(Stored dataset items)

- - - - -

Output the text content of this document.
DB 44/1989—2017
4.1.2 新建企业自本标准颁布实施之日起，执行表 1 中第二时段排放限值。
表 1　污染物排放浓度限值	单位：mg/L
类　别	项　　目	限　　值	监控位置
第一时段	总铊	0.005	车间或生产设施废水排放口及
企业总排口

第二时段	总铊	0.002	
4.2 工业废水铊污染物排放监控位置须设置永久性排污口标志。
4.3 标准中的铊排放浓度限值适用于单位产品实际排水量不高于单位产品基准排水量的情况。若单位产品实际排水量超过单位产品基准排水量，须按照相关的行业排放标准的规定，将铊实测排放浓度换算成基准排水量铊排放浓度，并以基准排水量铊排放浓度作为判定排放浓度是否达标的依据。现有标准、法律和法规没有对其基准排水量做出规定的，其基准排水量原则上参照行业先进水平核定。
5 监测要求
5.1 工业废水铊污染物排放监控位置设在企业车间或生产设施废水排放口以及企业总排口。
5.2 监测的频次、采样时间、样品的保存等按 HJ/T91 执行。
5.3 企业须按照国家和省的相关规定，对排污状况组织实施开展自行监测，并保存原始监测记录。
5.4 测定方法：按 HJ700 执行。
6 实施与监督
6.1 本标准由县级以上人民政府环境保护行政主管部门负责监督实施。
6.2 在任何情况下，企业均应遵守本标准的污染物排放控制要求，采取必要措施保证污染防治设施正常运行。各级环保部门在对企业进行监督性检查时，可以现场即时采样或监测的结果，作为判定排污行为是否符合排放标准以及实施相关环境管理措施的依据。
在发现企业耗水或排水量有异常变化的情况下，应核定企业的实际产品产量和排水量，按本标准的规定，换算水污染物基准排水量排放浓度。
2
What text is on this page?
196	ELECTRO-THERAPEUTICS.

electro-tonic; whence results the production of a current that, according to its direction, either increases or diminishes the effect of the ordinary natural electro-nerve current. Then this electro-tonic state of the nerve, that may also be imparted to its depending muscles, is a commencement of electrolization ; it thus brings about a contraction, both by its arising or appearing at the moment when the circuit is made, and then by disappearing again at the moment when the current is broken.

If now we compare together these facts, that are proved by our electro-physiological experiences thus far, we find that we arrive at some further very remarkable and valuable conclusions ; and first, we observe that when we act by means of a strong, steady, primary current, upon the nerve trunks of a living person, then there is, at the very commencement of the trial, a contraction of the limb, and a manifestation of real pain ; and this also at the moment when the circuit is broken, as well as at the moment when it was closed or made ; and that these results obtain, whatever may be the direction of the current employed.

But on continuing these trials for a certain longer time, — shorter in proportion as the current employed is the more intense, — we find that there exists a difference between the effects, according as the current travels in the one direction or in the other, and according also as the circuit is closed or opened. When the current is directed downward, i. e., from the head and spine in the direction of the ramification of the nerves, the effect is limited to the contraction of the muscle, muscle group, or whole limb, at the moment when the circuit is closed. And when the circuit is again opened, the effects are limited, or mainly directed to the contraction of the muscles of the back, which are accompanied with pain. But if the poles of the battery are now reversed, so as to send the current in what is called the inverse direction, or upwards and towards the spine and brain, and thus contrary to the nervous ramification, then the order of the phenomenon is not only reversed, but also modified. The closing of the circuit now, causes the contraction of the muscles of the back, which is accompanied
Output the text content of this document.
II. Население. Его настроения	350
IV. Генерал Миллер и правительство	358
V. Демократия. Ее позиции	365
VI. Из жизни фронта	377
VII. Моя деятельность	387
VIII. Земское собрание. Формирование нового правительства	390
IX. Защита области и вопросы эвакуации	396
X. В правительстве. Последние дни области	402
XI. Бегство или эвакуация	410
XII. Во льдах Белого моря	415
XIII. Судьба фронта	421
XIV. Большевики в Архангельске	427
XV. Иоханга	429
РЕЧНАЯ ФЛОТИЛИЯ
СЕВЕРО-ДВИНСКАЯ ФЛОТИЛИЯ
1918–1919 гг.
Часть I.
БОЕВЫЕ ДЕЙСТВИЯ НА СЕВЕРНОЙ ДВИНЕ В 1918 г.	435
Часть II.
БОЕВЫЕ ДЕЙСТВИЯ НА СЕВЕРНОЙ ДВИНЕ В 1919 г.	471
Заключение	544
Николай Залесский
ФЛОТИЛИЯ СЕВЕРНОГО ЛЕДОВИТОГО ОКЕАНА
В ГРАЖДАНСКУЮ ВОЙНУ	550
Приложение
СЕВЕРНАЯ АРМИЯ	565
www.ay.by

- - - - -

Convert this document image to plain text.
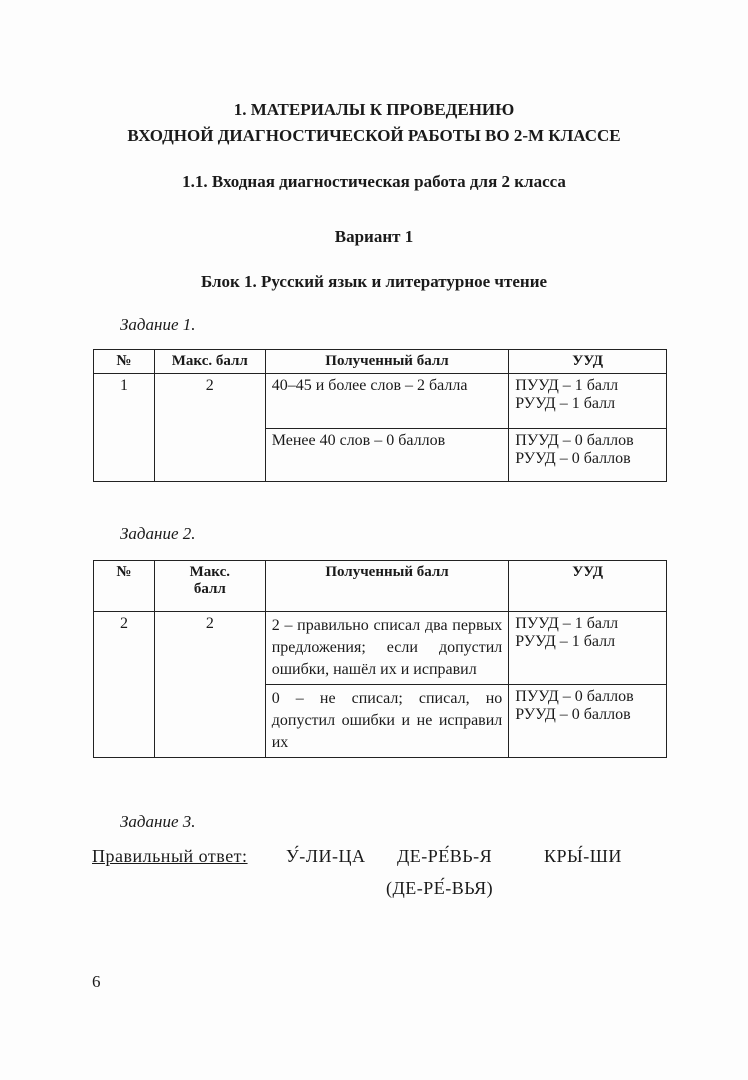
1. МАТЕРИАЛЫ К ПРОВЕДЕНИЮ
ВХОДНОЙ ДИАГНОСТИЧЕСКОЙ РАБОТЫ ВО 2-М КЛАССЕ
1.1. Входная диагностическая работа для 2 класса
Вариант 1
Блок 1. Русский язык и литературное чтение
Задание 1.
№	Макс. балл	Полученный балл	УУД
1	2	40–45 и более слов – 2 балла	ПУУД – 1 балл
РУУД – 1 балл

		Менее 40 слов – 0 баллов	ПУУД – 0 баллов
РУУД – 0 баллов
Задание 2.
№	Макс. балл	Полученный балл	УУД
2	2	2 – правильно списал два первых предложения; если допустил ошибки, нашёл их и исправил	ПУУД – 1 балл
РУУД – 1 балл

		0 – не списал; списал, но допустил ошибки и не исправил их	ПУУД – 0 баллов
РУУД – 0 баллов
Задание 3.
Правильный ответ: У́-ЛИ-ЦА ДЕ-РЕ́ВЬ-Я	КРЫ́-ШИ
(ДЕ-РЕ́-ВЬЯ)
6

- - - - -

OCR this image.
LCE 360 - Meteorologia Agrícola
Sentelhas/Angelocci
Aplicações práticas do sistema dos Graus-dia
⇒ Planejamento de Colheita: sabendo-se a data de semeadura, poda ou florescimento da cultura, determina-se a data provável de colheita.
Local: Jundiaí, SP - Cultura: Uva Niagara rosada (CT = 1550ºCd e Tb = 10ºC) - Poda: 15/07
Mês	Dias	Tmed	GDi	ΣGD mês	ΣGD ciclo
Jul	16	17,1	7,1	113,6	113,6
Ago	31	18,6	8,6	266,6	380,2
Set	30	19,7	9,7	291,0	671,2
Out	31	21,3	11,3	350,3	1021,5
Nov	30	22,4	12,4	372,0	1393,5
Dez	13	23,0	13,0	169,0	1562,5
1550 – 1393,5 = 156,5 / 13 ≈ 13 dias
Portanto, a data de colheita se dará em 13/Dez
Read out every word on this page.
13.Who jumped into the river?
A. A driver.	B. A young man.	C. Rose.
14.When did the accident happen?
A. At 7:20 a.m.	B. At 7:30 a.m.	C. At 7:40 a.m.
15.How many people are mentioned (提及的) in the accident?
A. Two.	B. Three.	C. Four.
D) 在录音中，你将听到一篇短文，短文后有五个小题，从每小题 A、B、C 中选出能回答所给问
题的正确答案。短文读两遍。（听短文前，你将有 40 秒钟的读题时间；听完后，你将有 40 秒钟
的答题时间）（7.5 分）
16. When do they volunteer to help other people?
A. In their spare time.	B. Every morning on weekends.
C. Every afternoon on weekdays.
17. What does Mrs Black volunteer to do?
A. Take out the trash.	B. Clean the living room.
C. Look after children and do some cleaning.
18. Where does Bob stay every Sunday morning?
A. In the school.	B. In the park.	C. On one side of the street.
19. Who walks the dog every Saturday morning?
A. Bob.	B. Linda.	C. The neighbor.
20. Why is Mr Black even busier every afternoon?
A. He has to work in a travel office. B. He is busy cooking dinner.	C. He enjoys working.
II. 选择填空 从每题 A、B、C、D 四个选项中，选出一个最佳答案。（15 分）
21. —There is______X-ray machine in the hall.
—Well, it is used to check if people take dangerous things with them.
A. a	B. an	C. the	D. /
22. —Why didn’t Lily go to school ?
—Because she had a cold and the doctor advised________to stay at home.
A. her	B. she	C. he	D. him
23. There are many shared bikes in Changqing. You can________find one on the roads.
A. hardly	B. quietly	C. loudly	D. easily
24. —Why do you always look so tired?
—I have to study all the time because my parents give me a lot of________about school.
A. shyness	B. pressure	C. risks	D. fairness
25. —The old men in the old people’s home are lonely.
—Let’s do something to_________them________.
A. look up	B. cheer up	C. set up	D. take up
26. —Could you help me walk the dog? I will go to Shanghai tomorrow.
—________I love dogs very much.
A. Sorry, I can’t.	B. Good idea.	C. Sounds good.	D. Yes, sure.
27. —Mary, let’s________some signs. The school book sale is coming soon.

- - - - -

[Task brief]
Go through the material above and copy each line that has the word "text".

[Response for this exercise]
Output the text content of this document.
What text is on this page?
Output the text content of this document.
Convert this document image to plain text.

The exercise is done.